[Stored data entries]

• • • • •

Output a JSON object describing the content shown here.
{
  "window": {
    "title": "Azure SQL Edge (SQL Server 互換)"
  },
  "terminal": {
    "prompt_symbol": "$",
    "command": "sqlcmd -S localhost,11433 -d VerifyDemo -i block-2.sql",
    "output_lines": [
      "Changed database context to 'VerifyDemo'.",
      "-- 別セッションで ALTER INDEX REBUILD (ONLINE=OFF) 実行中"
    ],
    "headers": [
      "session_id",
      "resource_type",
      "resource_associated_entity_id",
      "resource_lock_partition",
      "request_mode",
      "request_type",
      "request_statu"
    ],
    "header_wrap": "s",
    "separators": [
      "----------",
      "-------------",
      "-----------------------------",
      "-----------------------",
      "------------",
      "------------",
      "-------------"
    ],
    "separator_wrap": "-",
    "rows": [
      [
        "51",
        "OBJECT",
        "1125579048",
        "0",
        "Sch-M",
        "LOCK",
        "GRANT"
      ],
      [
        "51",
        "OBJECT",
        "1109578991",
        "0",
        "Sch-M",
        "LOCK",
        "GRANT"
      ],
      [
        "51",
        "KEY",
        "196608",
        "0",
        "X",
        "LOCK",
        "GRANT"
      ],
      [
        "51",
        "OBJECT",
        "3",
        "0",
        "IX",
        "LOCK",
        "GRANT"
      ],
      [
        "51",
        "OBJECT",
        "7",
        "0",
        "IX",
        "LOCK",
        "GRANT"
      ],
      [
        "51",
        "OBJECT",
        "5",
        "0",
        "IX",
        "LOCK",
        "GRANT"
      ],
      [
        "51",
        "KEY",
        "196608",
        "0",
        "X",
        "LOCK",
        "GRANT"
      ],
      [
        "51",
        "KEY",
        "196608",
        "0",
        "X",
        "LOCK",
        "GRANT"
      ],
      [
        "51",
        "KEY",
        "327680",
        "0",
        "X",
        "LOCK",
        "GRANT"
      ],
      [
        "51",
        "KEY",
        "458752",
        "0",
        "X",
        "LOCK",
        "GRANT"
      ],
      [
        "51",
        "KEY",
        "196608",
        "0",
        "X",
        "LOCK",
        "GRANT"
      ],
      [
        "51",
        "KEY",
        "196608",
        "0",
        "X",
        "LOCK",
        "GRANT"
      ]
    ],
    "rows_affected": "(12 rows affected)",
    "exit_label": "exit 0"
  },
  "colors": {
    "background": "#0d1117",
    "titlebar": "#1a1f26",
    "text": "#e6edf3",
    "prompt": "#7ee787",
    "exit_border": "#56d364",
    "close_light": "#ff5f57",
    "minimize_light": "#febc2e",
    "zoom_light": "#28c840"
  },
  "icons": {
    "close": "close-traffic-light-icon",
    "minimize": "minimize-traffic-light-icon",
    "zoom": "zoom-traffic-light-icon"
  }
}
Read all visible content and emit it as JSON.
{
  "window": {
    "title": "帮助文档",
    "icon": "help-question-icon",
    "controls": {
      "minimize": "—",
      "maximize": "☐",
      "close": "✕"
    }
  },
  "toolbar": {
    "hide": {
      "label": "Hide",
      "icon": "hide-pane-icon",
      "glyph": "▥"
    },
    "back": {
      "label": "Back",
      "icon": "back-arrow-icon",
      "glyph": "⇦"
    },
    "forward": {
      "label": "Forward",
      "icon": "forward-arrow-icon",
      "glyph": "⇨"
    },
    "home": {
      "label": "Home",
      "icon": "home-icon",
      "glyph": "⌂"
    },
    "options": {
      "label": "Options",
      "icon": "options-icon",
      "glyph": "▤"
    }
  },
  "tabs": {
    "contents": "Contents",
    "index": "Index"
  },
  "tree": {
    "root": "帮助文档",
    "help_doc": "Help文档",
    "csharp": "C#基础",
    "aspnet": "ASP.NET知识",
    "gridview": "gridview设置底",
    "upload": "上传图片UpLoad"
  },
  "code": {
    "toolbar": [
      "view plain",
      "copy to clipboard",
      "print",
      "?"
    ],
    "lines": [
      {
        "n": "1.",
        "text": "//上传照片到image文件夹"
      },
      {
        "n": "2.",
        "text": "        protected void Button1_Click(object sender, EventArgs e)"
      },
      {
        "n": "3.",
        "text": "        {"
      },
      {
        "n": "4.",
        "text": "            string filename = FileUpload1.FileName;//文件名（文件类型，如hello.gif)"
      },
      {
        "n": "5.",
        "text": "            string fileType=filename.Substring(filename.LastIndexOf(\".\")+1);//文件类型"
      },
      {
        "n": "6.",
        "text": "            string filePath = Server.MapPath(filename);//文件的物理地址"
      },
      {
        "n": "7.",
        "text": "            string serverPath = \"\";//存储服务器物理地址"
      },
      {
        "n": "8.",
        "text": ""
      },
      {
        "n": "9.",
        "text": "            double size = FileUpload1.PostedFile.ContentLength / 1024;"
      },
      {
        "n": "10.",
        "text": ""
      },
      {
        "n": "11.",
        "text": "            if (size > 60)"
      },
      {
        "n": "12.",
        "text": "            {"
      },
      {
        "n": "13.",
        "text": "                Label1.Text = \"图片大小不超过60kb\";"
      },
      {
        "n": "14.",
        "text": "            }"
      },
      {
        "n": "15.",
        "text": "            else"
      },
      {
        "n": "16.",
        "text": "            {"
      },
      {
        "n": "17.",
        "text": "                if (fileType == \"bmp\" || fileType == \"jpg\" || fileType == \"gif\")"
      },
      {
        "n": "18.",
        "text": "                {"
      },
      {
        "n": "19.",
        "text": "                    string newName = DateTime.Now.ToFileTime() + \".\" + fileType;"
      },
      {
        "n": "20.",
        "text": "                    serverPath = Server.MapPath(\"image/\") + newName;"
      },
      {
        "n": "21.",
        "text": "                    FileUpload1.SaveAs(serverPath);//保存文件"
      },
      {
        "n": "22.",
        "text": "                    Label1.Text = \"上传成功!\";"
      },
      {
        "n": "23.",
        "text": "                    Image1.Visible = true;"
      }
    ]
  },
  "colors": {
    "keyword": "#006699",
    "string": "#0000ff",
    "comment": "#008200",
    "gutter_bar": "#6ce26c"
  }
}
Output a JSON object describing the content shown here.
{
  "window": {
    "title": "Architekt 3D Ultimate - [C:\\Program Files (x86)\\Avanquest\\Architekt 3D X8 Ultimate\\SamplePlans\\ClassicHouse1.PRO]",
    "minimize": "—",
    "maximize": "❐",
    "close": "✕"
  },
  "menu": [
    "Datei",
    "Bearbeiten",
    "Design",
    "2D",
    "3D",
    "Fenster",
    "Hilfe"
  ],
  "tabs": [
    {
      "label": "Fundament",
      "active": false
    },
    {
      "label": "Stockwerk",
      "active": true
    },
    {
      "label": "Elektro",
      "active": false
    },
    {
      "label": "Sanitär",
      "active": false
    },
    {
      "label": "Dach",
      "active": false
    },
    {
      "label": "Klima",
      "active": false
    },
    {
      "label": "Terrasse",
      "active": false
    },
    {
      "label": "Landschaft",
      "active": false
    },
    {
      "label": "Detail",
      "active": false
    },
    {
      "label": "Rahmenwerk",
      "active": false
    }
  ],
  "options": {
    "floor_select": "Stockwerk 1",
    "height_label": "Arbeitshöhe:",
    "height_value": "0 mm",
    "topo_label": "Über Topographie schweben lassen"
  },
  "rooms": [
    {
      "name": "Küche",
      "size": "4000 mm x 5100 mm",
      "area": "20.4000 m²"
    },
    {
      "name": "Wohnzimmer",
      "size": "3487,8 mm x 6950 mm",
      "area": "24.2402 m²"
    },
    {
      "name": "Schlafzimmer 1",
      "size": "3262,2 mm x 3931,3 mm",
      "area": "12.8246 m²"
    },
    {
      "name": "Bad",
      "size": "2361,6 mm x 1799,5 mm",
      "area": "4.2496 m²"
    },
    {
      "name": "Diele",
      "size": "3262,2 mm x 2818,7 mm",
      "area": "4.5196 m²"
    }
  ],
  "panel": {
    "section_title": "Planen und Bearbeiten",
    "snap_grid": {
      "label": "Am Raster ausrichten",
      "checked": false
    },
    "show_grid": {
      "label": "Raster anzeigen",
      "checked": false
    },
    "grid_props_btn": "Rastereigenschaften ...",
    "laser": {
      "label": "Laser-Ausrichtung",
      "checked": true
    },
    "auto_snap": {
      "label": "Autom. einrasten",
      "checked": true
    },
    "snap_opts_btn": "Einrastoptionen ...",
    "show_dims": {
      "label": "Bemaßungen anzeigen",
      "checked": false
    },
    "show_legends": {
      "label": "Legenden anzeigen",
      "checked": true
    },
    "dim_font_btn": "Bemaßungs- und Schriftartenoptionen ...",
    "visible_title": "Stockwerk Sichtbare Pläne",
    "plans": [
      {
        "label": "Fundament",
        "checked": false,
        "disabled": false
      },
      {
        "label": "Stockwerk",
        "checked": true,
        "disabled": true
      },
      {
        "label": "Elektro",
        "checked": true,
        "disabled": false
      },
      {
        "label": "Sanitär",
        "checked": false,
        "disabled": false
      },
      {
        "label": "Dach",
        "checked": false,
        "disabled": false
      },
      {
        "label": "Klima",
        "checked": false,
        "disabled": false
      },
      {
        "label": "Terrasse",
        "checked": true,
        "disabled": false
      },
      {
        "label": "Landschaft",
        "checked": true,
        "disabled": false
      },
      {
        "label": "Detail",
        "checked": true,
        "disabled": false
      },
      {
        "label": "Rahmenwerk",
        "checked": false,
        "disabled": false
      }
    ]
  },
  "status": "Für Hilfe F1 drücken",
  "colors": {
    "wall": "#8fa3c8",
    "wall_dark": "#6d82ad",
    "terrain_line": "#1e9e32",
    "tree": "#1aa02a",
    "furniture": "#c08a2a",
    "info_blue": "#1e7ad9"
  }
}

• • • • •

▶ _SET PROBLEM_
Look through the entries above and report the number of lines that contain "anzeigen". Write only the number.

▶ _WORKED SOLUTION_
3